(TASK DETAILS) Say only how many lines contain the word "cdot".

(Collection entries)
·····

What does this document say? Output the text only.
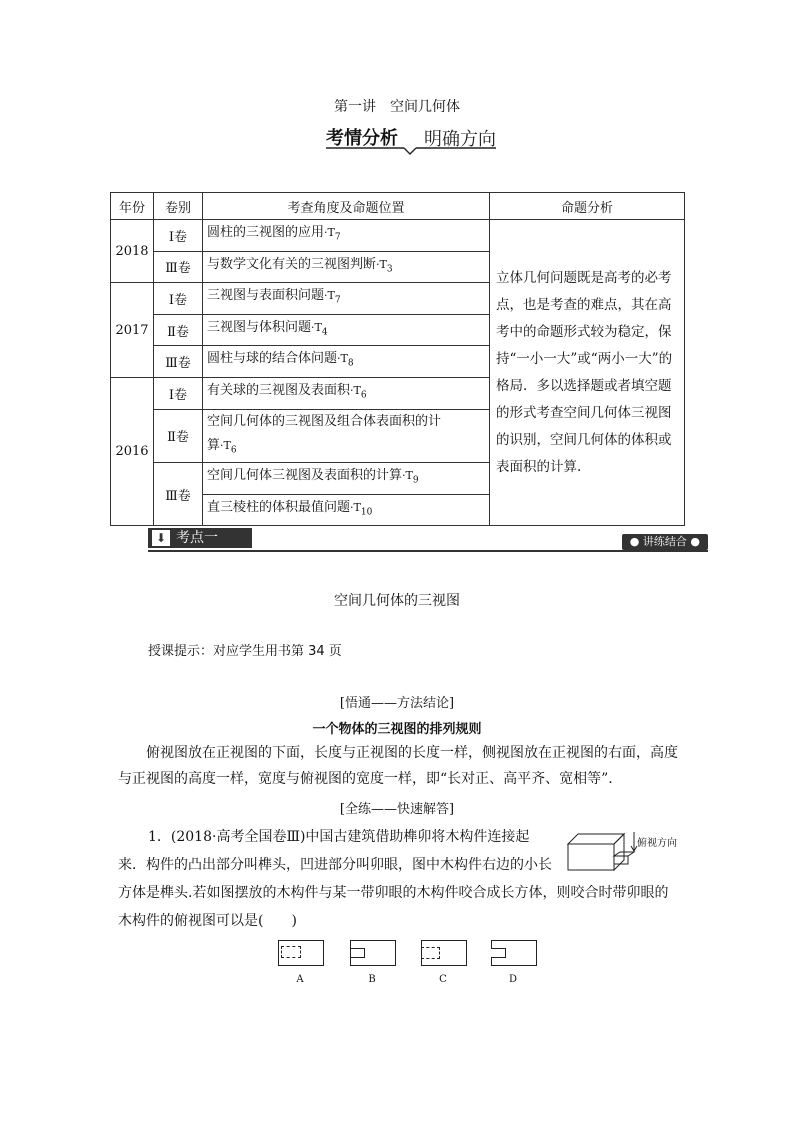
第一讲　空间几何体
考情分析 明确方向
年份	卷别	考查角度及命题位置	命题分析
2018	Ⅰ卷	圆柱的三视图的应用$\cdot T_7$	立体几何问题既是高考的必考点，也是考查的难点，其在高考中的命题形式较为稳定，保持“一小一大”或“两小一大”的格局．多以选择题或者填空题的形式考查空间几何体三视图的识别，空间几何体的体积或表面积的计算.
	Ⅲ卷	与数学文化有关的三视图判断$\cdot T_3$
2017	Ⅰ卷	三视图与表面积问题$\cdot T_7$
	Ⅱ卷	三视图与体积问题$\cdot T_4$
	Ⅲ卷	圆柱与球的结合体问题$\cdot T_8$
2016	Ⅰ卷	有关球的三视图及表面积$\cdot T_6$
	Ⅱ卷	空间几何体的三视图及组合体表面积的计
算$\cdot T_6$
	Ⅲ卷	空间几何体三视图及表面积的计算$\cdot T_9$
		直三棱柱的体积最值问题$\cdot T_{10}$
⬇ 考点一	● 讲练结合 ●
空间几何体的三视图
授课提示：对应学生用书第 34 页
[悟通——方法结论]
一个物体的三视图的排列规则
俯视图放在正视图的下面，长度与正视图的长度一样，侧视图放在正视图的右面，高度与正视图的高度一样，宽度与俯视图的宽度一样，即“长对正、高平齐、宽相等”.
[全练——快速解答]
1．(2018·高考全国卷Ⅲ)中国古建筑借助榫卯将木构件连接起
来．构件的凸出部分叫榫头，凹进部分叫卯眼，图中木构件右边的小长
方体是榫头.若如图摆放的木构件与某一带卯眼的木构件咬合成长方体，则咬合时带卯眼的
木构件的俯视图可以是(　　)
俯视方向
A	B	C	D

·····

(EXERCISE OUTPUT) 9